Dataset content |
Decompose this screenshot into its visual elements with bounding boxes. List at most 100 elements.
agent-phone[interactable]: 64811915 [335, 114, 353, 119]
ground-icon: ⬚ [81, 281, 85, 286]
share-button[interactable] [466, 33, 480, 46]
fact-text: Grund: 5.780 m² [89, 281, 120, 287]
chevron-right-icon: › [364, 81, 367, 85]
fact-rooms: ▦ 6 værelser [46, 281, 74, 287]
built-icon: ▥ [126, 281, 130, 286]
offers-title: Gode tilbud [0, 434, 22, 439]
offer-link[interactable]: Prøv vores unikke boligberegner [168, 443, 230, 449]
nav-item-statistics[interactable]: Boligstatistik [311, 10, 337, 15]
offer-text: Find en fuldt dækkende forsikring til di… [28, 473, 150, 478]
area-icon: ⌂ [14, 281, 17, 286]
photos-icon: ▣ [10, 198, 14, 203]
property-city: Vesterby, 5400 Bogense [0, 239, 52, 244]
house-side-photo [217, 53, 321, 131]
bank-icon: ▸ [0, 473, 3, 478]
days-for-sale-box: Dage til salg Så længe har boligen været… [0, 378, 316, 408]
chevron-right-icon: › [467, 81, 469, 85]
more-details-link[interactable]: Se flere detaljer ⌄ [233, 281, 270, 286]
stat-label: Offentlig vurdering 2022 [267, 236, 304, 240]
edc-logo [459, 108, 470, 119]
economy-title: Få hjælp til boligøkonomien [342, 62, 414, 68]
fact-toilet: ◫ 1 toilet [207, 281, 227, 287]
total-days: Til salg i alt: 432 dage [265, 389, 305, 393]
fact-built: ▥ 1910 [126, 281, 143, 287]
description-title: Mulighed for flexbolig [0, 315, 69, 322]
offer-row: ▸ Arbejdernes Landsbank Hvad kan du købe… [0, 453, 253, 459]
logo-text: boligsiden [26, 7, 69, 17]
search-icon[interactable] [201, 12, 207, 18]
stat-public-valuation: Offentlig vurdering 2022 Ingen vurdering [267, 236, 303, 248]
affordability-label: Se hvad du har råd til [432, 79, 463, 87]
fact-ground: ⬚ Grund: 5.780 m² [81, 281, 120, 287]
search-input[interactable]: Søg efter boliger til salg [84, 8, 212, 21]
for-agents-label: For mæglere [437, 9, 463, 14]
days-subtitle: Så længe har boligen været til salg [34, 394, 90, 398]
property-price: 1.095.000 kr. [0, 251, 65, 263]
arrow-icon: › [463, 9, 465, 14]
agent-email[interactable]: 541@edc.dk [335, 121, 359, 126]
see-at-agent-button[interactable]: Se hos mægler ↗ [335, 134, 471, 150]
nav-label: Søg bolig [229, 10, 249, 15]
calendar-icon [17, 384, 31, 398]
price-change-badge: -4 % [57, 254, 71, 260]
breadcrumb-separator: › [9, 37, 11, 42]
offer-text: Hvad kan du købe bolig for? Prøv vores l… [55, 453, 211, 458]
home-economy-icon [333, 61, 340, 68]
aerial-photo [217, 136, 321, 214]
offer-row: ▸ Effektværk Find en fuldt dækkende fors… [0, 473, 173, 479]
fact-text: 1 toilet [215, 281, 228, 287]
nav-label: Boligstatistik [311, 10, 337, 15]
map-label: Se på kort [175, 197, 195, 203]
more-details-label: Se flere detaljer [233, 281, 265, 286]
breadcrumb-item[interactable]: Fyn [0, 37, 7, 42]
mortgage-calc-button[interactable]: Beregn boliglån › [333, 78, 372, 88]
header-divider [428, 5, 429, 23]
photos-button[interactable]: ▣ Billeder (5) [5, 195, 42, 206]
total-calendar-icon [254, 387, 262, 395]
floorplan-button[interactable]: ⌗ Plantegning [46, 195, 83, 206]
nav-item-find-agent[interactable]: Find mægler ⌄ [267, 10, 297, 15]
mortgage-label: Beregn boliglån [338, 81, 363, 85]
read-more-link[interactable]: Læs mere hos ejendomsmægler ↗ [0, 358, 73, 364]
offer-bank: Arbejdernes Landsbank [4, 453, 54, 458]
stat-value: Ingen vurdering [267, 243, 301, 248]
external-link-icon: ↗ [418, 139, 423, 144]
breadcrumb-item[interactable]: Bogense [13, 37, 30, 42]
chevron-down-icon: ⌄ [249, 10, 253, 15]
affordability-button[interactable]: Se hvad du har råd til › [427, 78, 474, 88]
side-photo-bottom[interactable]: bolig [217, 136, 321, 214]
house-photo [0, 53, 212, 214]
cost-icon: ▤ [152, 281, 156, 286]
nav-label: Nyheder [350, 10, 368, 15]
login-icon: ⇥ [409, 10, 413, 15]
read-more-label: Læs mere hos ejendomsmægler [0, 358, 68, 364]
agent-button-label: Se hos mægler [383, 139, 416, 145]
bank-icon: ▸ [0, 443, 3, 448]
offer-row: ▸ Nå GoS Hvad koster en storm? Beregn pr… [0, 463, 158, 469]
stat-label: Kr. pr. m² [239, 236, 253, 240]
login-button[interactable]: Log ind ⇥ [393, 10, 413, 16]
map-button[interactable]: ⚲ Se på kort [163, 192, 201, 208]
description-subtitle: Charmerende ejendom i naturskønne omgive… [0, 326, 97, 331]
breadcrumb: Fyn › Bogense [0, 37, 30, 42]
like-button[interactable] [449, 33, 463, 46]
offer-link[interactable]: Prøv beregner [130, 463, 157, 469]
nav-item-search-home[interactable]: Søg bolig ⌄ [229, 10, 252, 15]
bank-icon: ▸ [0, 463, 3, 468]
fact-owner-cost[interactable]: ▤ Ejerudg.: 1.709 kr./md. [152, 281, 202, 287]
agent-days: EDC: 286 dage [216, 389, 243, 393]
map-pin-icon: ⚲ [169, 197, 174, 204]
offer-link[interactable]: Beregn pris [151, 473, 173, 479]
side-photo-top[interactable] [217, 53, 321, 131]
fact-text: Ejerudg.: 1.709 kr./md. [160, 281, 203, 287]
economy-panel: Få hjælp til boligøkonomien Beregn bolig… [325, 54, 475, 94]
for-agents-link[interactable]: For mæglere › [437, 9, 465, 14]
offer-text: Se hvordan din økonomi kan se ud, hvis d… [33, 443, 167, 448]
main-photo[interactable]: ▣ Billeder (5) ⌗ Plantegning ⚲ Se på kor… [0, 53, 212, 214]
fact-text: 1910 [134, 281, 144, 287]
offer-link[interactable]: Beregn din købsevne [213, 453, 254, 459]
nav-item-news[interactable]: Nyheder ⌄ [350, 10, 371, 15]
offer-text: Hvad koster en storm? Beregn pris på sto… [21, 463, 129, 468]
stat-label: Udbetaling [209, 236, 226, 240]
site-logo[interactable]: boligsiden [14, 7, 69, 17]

Your task |
Reproduce the data verbatim from its first line through the line containing "more-details-link[interactable]: Se flere", with both of those lines included.

The solution |
Decompose this screenshot into its visual elements with bounding boxes. List at most 100 elements.
agent-phone[interactable]: 64811915 [335, 114, 353, 119]
ground-icon: ⬚ [81, 281, 85, 286]
share-button[interactable] [466, 33, 480, 46]
fact-text: Grund: 5.780 m² [89, 281, 120, 287]
chevron-right-icon: › [364, 81, 367, 85]
fact-rooms: ▦ 6 værelser [46, 281, 74, 287]
built-icon: ▥ [126, 281, 130, 286]
offers-title: Gode tilbud [0, 434, 22, 439]
offer-link[interactable]: Prøv vores unikke boligberegner [168, 443, 230, 449]
nav-item-statistics[interactable]: Boligstatistik [311, 10, 337, 15]
offer-text: Find en fuldt dækkende forsikring til di… [28, 473, 150, 478]
area-icon: ⌂ [14, 281, 17, 286]
photos-icon: ▣ [10, 198, 14, 203]
property-city: Vesterby, 5400 Bogense [0, 239, 52, 244]
house-side-photo [217, 53, 321, 131]
bank-icon: ▸ [0, 473, 3, 478]
days-for-sale-box: Dage til salg Så længe har boligen været… [0, 378, 316, 408]
chevron-right-icon: › [467, 81, 469, 85]
more-details-link[interactable]: Se flere detaljer ⌄ [233, 281, 270, 286]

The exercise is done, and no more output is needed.